─── TRECHO EXIBIDO

A presença de deuses na animação é uma enormidade. Por exemplo, é preciso lembrar que muito da cultura japonesa gira em torno da deificação de elementos da natureza. Portanto, Haku ser o espírito de um rio que desapareceu não é tão absurdo assim. Ou os pequenos pássaros de papel que parecem tsurus abertos; um tsuru traz o bem, mas um tsuru aberto pode servir para causar dano a uma pessoa. Posso estar imaginando coisas, mas eu imaginei aqueles pássaros de papel como se fossem tsurus abertos. Outra simbologia que eu percebi na animação foi o fato de os humanos serem o alimento dos deuses. Todos aqueles que entravam no mundo dos espíritos sem serem convidados acabavam se transformando em animais e sendo devorados pelos deuses.

──────

CONJUNTO DE TAREFAS —
1. Traduza para o inglês esta frase do texto sobre os deuses na animação: "Portanto, Haku ser o espírito de um rio que desapareceu não é tão absurdo assim."
2. Com base no texto sobre os deuses na animação, responda:
(a) Em torno de que gira muito da cultura japonesa?
(b) O que um tsuru traz?
(c) O que acontecia com aqueles que entravam no mundo dos espíritos sem serem convidados?
3. Transcreva do texto sobre os deuses na animação tudo o que vai de "A presença de" até "devorados pelos deuses.".

─── CONJUNTO DE REGISTROS

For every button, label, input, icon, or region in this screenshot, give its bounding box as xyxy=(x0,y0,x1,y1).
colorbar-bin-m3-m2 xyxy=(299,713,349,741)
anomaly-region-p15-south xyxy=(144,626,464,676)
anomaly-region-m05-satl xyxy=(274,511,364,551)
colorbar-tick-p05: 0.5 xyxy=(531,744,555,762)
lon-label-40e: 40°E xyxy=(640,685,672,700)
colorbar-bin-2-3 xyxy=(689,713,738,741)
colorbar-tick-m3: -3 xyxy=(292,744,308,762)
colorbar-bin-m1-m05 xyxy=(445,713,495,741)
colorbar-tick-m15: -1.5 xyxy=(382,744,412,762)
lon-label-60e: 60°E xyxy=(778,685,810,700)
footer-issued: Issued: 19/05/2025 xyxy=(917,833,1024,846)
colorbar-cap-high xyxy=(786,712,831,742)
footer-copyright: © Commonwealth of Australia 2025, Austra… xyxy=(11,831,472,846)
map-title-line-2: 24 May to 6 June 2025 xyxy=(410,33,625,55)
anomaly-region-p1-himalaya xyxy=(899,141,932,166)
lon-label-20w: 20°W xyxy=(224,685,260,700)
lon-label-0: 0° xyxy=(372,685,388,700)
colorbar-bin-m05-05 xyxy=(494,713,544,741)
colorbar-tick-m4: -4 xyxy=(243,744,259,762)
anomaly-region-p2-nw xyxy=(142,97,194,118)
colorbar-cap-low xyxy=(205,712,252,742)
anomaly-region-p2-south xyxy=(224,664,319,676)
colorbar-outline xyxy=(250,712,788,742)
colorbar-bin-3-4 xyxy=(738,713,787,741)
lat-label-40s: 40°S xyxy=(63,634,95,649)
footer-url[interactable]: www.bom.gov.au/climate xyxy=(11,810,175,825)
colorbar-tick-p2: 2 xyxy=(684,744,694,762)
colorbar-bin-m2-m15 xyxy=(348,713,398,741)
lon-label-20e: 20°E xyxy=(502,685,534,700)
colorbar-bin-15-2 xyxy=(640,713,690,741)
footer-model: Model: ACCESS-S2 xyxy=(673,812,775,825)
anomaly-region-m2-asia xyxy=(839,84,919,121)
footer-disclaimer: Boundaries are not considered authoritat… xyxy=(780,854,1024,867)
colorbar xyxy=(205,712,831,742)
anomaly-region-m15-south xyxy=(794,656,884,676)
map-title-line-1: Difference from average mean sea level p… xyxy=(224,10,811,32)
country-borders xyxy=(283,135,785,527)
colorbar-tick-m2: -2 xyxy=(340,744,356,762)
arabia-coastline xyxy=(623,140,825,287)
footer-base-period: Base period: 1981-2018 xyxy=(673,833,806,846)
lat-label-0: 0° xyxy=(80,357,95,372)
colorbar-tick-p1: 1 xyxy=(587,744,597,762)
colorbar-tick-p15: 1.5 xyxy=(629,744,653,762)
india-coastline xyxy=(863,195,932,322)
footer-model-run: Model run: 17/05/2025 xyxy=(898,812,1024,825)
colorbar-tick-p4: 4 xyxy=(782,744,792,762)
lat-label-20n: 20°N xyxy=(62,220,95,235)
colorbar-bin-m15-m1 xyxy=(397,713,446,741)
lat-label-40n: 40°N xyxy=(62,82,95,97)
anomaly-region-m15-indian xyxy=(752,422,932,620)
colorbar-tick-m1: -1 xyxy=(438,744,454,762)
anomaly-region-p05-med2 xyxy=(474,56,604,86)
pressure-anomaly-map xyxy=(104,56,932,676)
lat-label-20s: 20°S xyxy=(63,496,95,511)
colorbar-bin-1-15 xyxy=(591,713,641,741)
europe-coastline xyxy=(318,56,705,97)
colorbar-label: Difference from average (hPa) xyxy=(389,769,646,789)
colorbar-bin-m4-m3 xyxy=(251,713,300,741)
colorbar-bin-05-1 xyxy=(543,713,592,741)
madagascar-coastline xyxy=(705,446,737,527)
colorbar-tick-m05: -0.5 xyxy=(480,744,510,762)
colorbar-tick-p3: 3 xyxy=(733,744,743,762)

──────

RESULTADOS DO EXERCÍCIO —
1. Therefore, Haku being the spirit of a river that disappeared is not so absurd after all.

2.
(a) Gira em torno da deificação de elementos da natureza.
(b) Um tsuru traz o bem.
(c) Eles acabavam se transformando em animais e sendo devorados pelos deuses.

3.
A presença de deuses na animação é uma enormidade. Por exemplo, é preciso lembrar que muito da cultura japonesa gira em torno da deificação de elementos da natureza. Portanto, Haku ser o espírito de um rio que desapareceu não é tão absurdo assim. Ou os pequenos pássaros de papel que parecem tsurus abertos; um tsuru traz o bem, mas um tsuru aberto pode servir para causar dano a uma pessoa. Posso estar imaginando coisas, mas eu imaginei aqueles pássaros de papel como se fossem tsurus abertos. Outra simbologia que eu percebi na animação foi o fato de os humanos serem o alimento dos deuses. Todos aqueles que entravam no mundo dos espíritos sem serem convidados acabavam se transformando em animais e sendo devorados pelos deuses.